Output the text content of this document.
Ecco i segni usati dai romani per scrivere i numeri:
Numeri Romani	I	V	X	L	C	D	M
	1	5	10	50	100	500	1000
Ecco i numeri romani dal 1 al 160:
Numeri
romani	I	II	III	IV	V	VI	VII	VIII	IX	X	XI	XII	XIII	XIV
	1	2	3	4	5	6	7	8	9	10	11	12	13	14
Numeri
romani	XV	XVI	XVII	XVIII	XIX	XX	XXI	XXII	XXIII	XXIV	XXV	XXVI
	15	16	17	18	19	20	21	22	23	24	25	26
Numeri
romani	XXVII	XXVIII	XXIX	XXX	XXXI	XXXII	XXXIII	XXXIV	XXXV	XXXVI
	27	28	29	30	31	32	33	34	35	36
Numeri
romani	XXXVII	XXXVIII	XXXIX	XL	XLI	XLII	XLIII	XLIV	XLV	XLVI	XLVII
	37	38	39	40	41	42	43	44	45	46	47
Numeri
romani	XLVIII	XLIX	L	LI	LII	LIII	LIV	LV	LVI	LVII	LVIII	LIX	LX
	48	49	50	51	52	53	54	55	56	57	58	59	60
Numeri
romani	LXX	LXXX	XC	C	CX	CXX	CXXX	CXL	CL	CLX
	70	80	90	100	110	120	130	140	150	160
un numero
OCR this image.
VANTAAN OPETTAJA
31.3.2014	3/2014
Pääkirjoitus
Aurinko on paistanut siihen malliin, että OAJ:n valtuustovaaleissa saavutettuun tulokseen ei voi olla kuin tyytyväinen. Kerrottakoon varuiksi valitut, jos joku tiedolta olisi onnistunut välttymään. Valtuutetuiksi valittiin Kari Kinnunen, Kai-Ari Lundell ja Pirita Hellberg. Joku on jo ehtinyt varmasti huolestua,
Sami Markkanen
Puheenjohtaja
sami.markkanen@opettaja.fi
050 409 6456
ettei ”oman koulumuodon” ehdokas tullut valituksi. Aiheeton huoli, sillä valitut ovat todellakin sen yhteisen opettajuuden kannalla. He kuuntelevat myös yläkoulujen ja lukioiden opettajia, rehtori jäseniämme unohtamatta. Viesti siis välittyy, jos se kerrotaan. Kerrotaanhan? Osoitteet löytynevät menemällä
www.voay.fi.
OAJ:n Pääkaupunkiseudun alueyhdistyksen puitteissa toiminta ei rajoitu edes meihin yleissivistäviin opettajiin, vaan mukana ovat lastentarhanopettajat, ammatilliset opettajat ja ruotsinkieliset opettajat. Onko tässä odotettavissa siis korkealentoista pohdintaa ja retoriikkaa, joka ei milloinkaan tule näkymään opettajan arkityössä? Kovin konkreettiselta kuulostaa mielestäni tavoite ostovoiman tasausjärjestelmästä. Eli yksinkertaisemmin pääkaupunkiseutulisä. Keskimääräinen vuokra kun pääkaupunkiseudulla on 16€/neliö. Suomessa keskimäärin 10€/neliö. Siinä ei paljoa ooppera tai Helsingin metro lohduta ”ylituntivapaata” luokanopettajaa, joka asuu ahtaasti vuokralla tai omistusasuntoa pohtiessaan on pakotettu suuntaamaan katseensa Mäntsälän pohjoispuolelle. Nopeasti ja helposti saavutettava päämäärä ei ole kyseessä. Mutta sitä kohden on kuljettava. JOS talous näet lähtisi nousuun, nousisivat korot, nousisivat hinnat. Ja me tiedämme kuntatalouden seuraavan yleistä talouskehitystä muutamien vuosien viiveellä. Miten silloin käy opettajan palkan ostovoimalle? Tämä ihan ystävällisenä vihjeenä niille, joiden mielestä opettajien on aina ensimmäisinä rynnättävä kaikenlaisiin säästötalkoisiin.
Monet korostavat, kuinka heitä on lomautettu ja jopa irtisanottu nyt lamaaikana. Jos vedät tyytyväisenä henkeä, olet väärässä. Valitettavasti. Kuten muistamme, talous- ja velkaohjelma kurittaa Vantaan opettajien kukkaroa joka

###

*Problem*
Using the listing, say how many lines include the word "Ecco", and add nothing else.

*Expected answer*
2